Figure 1 shows the chromosomal distribution of the muscle ESTs on chromosomes 9, 11 and 19, considered in this study. The comprehensive map of 509 ESTs is published as supplementary material in HMG OnLine. In the same map, the position of disease loci involved in neuromuscular disorders is reported. The general impression is that the distribution of muscle genes along human chromosomes is not random. Twenty seven TLTN-ESTs corresponding to new genes (~10% of the total) appear to map in subchromosomal regions spanning <1 Mb each (1p36.32, 1p32.3p21, 9q34.11, 19p13.3). In particular, five ESTs map on 1p36.32, and seven map very close to each other on 19p13.3. Moreover, several ESTs expressed in muscle and corresponding to known genes are concentrated in specific chromosomal regions (1q21, 2p23, 6p21.3, 9q34.1, 11p15.5, 12p13, 17q21, 19q13.1, 19q13.3, 21q22.3 and Xq28). It appears that some chromosomal subregions (6p21.3, 9q34.2, 11p15.4, 11q13.4, 17p13.2) are particularly rich both in ESTs corresponding to new genes and in ESTs of known genes. Furthermore, several known disease loci for neuromuscular disorders map in correspondence with the above clusters.

● ● ● ● ●

Using the information —
1. In the text on muscle EST mapping, how many ESTs map very close to each other on 19p13.3?
2. Extend the text on muscle EST mapping, picking up after its last sentence.

● ● ● ● ●

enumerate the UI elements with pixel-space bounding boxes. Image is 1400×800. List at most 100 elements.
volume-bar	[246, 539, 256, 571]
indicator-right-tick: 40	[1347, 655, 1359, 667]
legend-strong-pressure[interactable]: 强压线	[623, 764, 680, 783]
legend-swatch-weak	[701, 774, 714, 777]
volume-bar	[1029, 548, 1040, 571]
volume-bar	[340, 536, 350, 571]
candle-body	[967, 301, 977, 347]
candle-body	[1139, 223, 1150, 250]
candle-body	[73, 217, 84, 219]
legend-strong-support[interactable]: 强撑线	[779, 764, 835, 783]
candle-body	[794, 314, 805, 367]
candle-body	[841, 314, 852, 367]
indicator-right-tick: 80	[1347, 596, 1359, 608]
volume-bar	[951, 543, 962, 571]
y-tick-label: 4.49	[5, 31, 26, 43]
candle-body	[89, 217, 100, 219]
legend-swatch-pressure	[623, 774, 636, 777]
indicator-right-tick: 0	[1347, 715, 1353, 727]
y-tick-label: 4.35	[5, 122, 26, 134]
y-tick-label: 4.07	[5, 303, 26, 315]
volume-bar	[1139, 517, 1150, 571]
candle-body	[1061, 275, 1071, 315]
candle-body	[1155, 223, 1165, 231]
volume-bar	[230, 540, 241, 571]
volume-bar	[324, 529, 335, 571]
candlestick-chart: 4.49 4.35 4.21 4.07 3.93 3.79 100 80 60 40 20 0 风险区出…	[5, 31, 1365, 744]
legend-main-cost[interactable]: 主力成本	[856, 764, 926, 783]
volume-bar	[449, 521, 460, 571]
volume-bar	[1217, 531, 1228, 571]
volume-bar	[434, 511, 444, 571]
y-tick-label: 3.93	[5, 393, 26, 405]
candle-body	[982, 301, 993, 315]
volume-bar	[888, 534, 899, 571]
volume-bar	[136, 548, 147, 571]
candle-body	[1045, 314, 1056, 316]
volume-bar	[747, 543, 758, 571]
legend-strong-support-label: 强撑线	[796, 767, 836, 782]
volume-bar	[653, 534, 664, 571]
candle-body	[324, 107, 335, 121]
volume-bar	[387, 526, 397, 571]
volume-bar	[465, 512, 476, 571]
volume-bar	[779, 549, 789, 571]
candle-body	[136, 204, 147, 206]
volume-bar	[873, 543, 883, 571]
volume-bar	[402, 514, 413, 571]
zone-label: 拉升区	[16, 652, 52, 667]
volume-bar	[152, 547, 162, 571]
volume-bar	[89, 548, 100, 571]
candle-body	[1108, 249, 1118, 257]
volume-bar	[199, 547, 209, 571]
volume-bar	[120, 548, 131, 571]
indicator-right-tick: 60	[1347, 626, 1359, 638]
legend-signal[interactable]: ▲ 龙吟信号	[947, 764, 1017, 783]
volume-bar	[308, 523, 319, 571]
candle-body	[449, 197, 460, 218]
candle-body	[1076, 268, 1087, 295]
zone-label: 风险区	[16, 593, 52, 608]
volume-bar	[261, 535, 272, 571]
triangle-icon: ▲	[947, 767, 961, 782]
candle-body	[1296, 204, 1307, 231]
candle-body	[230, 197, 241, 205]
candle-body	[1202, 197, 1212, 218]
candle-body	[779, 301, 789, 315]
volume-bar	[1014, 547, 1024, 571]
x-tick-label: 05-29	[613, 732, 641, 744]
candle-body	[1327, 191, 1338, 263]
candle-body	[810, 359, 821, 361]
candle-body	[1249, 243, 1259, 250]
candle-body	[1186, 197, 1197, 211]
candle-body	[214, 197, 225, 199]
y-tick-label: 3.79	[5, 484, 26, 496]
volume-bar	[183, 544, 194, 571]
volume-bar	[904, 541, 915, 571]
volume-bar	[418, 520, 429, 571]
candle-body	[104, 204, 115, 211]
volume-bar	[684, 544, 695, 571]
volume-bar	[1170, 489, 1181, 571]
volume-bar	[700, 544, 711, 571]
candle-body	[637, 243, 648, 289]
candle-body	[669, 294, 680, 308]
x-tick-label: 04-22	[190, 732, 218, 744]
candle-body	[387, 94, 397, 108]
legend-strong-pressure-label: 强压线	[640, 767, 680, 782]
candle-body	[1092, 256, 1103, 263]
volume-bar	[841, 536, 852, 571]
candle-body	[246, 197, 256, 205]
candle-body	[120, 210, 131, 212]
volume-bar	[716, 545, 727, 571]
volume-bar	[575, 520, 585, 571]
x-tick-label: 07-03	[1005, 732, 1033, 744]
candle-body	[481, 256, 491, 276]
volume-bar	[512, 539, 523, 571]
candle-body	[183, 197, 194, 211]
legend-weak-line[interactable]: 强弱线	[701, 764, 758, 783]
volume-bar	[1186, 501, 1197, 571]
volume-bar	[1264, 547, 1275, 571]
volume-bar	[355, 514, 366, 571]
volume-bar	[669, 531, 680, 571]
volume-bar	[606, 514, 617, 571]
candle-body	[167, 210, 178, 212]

● ● ● ● ●

Results for the exercise —
1. Seven.

2.
The expected distribution of ESTs by chromosome was calculated according to the chromosomal gene density, as reported by the Human Transcript Map (HTM) database (12 ), the largest collection of mapped human ESTs available so far. The observed distribution deviates significantly from the expectations ([chi]2 = 140.02, 22 df; P <0.001), although for 19 chromosomes (involving in total 89% of the genes reported so far) there is no deviation between observed and expected data (Table 1 ). The deviation from the expectation is highly significant for chromosomes 17 ([chi]2 = 21.83, 1 df; P <0.0005), 19 ([chi]2 = 46.70, 1 df; P <0.0005), 21 ([chi]2 = 11.36 , 1 df; P <0.001) and X ([chi]2 = 14.24, 1 df; P <0.0005), which appear enriched in ESTs expressed in muscle.
The distribution of ESTs by chromosome in different tissues was investigated by taking advantage of the option `query ESTs by chromosome and tissue' of the LENS database. This database links and resolve the names and identifiers of clones and ESTs generated by the I.M.A.G.E. consortium (13 ). For each selected tissue, the ESTs mapped in each chromosome, corresponding to distinct UNIGENE (14 ) (Unique Human Gene Sequence Collection) clusters, were identified and counted. The genomic distribution of such ESTs was compared with the expectation calculated according to the HTM database (12 ).
Fetal heart is the only muscle tissue available for the search in LENS. Its genomic distribution of ESTs significantly deviates from the expectation ([chi]2 = 144.19, 22 df; P <0.0005). In particular, chromosomes 17, 19 and 21, as in skeletal muscle, seem richer in expressed genes than other chromosomes (Table 1 ).
Five additional LENS ESTs collections were analysed, all from human adult tissues (brain, retina, liver, lung and ovary). The genomic distribution of ESTs from liver, ovary and lung showed no deviation from the expectation (data not shown), whereas significant deviations were observed in brain ([chi]2 = 101.61, 22 df; P <0.0005) and in retina ([chi]2 = 158.48, 22 df; P <0.0005) (Table 1 ).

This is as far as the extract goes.